— BEGIN —
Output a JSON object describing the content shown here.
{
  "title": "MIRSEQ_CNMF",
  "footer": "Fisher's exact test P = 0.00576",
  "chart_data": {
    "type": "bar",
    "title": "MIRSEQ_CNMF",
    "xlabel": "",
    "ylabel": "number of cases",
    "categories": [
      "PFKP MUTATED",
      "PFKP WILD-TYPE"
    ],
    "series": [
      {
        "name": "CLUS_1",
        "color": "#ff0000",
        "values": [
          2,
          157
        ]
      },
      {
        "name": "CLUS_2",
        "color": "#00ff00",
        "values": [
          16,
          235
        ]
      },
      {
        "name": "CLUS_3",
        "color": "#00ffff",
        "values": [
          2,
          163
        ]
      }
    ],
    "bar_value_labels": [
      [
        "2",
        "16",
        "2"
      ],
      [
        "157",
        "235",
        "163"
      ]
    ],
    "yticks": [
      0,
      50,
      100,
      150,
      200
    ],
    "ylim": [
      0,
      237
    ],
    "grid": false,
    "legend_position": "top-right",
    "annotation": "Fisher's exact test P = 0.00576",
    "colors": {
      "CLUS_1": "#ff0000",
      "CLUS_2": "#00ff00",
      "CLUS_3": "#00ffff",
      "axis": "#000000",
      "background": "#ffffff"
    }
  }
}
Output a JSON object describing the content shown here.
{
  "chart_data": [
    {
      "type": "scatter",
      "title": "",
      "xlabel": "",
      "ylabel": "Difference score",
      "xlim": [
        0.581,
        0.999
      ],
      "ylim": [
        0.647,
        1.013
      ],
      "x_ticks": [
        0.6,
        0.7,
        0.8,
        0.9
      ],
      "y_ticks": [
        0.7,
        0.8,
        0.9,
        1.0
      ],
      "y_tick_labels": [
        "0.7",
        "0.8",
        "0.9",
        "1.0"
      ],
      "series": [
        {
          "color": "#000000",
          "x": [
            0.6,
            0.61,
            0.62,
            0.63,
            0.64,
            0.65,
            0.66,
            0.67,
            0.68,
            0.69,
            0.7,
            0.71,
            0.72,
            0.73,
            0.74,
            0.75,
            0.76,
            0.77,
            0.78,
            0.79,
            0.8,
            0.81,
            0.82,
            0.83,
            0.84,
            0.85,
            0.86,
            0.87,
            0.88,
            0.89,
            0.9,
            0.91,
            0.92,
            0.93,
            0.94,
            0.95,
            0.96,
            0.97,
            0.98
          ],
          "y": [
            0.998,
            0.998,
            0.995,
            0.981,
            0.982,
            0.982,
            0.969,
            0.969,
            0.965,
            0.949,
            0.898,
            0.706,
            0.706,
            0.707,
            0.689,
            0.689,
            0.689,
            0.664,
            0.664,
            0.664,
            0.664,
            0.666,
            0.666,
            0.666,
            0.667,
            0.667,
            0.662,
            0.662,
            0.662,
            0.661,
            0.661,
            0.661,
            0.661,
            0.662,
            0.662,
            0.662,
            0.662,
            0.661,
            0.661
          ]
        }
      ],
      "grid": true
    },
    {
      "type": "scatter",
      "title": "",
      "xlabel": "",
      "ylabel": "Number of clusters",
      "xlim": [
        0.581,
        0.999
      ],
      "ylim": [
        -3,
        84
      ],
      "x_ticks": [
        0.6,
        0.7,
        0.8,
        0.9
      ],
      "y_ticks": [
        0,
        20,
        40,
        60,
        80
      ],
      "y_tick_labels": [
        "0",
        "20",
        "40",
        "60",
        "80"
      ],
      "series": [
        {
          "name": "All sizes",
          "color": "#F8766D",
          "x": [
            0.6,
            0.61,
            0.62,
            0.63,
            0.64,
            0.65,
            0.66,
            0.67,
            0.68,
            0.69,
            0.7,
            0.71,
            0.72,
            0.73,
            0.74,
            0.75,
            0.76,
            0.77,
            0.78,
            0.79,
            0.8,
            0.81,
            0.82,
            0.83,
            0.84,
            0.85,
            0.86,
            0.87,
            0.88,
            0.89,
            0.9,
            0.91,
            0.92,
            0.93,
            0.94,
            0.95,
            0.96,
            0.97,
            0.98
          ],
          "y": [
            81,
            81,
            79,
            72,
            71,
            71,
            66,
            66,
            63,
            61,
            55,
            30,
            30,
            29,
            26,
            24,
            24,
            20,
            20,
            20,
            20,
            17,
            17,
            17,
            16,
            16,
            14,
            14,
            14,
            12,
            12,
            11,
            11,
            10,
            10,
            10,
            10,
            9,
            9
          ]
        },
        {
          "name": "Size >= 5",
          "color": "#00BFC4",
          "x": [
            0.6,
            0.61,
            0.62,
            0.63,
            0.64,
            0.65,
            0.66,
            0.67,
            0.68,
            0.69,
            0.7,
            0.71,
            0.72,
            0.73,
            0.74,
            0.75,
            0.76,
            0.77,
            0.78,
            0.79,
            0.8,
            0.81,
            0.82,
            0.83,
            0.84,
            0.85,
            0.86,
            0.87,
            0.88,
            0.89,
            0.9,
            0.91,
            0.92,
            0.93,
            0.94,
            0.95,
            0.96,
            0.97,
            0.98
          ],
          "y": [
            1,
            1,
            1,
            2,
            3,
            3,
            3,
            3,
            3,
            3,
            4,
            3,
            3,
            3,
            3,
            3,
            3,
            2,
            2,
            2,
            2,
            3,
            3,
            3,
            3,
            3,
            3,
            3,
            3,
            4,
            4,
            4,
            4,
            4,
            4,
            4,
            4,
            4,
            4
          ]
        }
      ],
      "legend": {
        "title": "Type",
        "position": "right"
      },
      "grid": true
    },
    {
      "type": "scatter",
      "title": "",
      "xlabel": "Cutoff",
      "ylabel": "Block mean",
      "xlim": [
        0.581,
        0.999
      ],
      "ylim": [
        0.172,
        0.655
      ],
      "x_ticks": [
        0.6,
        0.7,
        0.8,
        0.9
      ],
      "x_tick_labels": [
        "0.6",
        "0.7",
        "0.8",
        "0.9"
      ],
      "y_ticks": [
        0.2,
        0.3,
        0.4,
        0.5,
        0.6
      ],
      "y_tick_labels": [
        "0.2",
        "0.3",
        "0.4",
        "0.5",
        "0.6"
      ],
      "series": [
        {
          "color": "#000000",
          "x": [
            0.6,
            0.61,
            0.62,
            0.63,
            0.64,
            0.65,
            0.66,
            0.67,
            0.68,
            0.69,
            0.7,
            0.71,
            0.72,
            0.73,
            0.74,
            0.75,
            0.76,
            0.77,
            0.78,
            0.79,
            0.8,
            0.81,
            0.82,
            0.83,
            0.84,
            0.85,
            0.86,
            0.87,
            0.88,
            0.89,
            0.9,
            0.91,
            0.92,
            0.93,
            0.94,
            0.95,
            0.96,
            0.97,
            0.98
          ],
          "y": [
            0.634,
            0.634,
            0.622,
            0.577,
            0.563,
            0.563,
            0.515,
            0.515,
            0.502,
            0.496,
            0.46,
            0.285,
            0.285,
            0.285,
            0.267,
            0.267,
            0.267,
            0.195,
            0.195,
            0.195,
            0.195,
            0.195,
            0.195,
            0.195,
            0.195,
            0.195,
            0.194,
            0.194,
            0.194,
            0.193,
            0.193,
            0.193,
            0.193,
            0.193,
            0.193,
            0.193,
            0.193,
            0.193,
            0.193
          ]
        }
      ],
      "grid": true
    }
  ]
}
— END —
- WHAT NEEDS TO BE DONE: Copy each line of the data above without altering a single character.

- WORKED SOLUTION:
Output a JSON object describing the content shown here.
{
  "title": "MIRSEQ_CNMF",
  "footer": "Fisher's exact test P = 0.00576",
  "chart_data": {
    "type": "bar",
    "title": "MIRSEQ_CNMF",
    "xlabel": "",
    "ylabel": "number of cases",
    "categories": [
      "PFKP MUTATED",
      "PFKP WILD-TYPE"
    ],
    "series": [
      {
        "name": "CLUS_1",
        "color": "#ff0000",
        "values": [
          2,
          157
        ]
      },
      {
        "name": "CLUS_2",
        "color": "#00ff00",
        "values": [
          16,
          235
        ]
      },
      {
        "name": "CLUS_3",
        "color": "#00ffff",
        "values": [
          2,
          163
        ]
      }
    ],
    "bar_value_labels": [
      [
        "2",
        "16",
        "2"
      ],
      [
        "157",
        "235",
        "163"
      ]
    ],
    "yticks": [
      0,
      50,
      100,
      150,
      200
    ],
    "ylim": [
      0,
      237
    ],
    "grid": false,
    "legend_position": "top-right",
    "annotation": "Fisher's exact test P = 0.00576",
    "colors": {
      "CLUS_1": "#ff0000",
      "CLUS_2": "#00ff00",
      "CLUS_3": "#00ffff",
      "axis": "#000000",
      "background": "#ffffff"
    }
  }
}
Output a JSON object describing the content shown here.
{
  "chart_data": [
    {
      "type": "scatter",
      "title": "",
      "xlabel": "",
      "ylabel": "Difference score",
      "xlim": [
        0.581,
        0.999
      ],
      "ylim": [
        0.647,
        1.013
      ],
      "x_ticks": [
        0.6,
        0.7,
        0.8,
        0.9
      ],
      "y_ticks": [
        0.7,
        0.8,
        0.9,
        1.0
      ],
      "y_tick_labels": [
        "0.7",
        "0.8",
        "0.9",
        "1.0"
      ],
      "series": [
        {
          "color": "#000000",
          "x": [
            0.6,
            0.61,
            0.62,
            0.63,
            0.64,
            0.65,
            0.66,
            0.67,
            0.68,
            0.69,
            0.7,
            0.71,
            0.72,
            0.73,
            0.74,
            0.75,
            0.76,
            0.77,
            0.78,
            0.79,
            0.8,
            0.81,
            0.82,
            0.83,
            0.84,
            0.85,
            0.86,
            0.87,
            0.88,
            0.89,
            0.9,
            0.91,
            0.92,
            0.93,
            0.94,
            0.95,
            0.96,
            0.97,
            0.98
          ],
          "y": [
            0.998,
            0.998,
            0.995,
            0.981,
            0.982,
            0.982,
            0.969,
            0.969,
            0.965,
            0.949,
            0.898,
            0.706,
            0.706,
            0.707,
            0.689,
            0.689,
            0.689,
            0.664,
            0.664,
            0.664,
            0.664,
            0.666,
            0.666,
            0.666,
            0.667,
            0.667,
            0.662,
            0.662,
            0.662,
            0.661,
            0.661,
            0.661,
            0.661,
            0.662,
            0.662,
            0.662,
            0.662,
            0.661,
            0.661
          ]
        }
      ],
      "grid": true
    },
    {
      "type": "scatter",
      "title": "",
      "xlabel": "",
      "ylabel": "Number of clusters",
      "xlim": [
        0.581,
        0.999
      ],
      "ylim": [
        -3,
        84
      ],
      "x_ticks": [
        0.6,
        0.7,
        0.8,
        0.9
      ],
      "y_ticks": [
        0,
        20,
        40,
        60,
        80
      ],
      "y_tick_labels": [
        "0",
        "20",
        "40",
        "60",
        "80"
      ],
      "series": [
        {
          "name": "All sizes",
          "color": "#F8766D",
          "x": [
            0.6,
            0.61,
            0.62,
            0.63,
            0.64,
            0.65,
            0.66,
            0.67,
            0.68,
            0.69,
            0.7,
            0.71,
            0.72,
            0.73,
            0.74,
            0.75,
            0.76,
            0.77,
            0.78,
            0.79,
            0.8,
            0.81,
            0.82,
            0.83,
            0.84,
            0.85,
            0.86,
            0.87,
            0.88,
            0.89,
            0.9,
            0.91,
            0.92,
            0.93,
            0.94,
            0.95,
            0.96,
            0.97,
            0.98
          ],
          "y": [
            81,
            81,
            79,
            72,
            71,
            71,
            66,
            66,
            63,
            61,
            55,
            30,
            30,
            29,
            26,
            24,
            24,
            20,
            20,
            20,
            20,
            17,
            17,
            17,
            16,
            16,
            14,
            14,
            14,
            12,
            12,
            11,
            11,
            10,
            10,
            10,
            10,
            9,
            9
          ]
        },
        {
          "name": "Size >= 5",
          "color": "#00BFC4",
          "x": [
            0.6,
            0.61,
            0.62,
            0.63,
            0.64,
            0.65,
            0.66,
            0.67,
            0.68,
            0.69,
            0.7,
            0.71,
            0.72,
            0.73,
            0.74,
            0.75,
            0.76,
            0.77,
            0.78,
            0.79,
            0.8,
            0.81,
            0.82,
            0.83,
            0.84,
            0.85,
            0.86,
            0.87,
            0.88,
            0.89,
            0.9,
            0.91,
            0.92,
            0.93,
            0.94,
            0.95,
            0.96,
            0.97,
            0.98
          ],
          "y": [
            1,
            1,
            1,
            2,
            3,
            3,
            3,
            3,
            3,
            3,
            4,
            3,
            3,
            3,
            3,
            3,
            3,
            2,
            2,
            2,
            2,
            3,
            3,
            3,
            3,
            3,
            3,
            3,
            3,
            4,
            4,
            4,
            4,
            4,
            4,
            4,
            4,
            4,
            4
          ]
        }
      ],
      "legend": {
        "title": "Type",
        "position": "right"
      },
      "grid": true
    },
    {
      "type": "scatter",
      "title": "",
      "xlabel": "Cutoff",
      "ylabel": "Block mean",
      "xlim": [
        0.581,
        0.999
      ],
      "ylim": [
        0.172,
        0.655
      ],
      "x_ticks": [
        0.6,
        0.7,
        0.8,
        0.9
      ],
      "x_tick_labels": [
        "0.6",
        "0.7",
        "0.8",
        "0.9"
      ],
      "y_ticks": [
        0.2,
        0.3,
        0.4,
        0.5,
        0.6
      ],
      "y_tick_labels": [
        "0.2",
        "0.3",
        "0.4",
        "0.5",
        "0.6"
      ],
      "series": [
        {
          "color": "#000000",
          "x": [
            0.6,
            0.61,
            0.62,
            0.63,
            0.64,
            0.65,
            0.66,
            0.67,
            0.68,
            0.69,
            0.7,
            0.71,
            0.72,
            0.73,
            0.74,
            0.75,
            0.76,
            0.77,
            0.78,
            0.79,
            0.8,
            0.81,
            0.82,
            0.83,
            0.84,
            0.85,
            0.86,
            0.87,
            0.88,
            0.89,
            0.9,
            0.91,
            0.92,
            0.93,
            0.94,
            0.95,
            0.96,
            0.97,
            0.98
          ],
          "y": [
            0.634,
            0.634,
            0.622,
            0.577,
            0.563,
            0.563,
            0.515,
            0.515,
            0.502,
            0.496,
            0.46,
            0.285,
            0.285,
            0.285,
            0.267,
            0.267,
            0.267,
            0.195,
            0.195,
            0.195,
            0.195,
            0.195,
            0.195,
            0.195,
            0.195,
            0.195,
            0.194,
            0.194,
            0.194,
            0.193,
            0.193,
            0.193,
            0.193,
            0.193,
            0.193,
            0.193,
            0.193,
            0.193,
            0.193
          ]
        }
      ],
      "grid": true
    }
  ]
}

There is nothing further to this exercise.